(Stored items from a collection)
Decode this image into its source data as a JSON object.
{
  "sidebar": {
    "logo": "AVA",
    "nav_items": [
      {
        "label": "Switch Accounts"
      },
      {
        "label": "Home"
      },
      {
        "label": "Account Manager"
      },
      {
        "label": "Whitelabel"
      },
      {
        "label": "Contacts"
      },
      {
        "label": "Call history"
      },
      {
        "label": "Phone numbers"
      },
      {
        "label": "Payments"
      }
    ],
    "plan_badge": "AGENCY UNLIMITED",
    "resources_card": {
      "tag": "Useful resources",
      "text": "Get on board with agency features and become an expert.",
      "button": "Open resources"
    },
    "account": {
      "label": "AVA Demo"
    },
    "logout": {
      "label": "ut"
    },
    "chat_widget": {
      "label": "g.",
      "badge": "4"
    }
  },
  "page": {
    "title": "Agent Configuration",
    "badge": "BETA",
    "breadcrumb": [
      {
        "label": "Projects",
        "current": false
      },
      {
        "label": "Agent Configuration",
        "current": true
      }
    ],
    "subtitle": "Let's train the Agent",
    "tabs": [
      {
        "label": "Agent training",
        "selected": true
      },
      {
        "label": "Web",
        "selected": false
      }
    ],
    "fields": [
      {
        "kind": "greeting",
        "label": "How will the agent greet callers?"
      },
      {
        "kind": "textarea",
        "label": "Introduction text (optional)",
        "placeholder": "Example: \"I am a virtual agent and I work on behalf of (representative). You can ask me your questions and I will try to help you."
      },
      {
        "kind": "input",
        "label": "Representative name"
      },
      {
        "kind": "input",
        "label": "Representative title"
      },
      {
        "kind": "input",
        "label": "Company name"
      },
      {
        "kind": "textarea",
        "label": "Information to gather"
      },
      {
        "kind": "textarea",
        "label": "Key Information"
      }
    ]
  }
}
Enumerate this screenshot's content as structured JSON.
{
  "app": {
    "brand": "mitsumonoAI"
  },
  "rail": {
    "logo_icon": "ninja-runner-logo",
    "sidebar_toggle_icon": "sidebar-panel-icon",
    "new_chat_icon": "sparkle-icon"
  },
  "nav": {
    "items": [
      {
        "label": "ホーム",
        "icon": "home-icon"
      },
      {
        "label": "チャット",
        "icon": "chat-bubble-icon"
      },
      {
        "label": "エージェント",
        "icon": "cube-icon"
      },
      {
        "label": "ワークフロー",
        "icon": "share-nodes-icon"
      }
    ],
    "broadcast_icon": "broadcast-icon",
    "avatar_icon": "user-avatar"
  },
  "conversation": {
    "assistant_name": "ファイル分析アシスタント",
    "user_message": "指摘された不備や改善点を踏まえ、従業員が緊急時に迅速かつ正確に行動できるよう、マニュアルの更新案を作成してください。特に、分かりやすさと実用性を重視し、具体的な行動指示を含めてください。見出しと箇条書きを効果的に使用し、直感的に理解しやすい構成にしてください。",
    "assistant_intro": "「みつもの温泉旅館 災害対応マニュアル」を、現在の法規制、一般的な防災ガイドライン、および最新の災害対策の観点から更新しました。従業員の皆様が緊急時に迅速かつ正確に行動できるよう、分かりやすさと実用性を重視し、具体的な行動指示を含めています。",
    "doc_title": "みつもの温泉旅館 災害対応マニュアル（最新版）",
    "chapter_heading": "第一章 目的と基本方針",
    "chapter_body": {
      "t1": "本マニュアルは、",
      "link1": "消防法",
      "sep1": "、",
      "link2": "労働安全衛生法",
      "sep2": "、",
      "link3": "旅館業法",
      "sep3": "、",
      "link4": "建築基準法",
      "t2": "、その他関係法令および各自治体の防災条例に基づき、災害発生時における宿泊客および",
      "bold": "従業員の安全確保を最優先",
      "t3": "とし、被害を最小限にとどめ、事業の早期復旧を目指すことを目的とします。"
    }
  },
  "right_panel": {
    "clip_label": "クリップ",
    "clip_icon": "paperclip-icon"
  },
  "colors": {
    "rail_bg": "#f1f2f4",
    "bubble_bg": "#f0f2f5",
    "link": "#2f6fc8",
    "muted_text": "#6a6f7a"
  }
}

*WHAT YOU SHOULD DO*: Pull out the lines above in which the word "みつもの温泉旅館" appears.

*TASK SOLUTION*:
    "assistant_intro": "「みつもの温泉旅館 災害対応マニュアル」を、現在の法規制、一般的な防災ガイドライン、および最新の災害対策の観点から更新しました。従業員の皆様が緊急時に迅速かつ正確に行動できるよう、分かりやすさと実用性を重視し、具体的な行動指示を含めています。",
    "doc_title": "みつもの温泉旅館 災害対応マニュアル（最新版）",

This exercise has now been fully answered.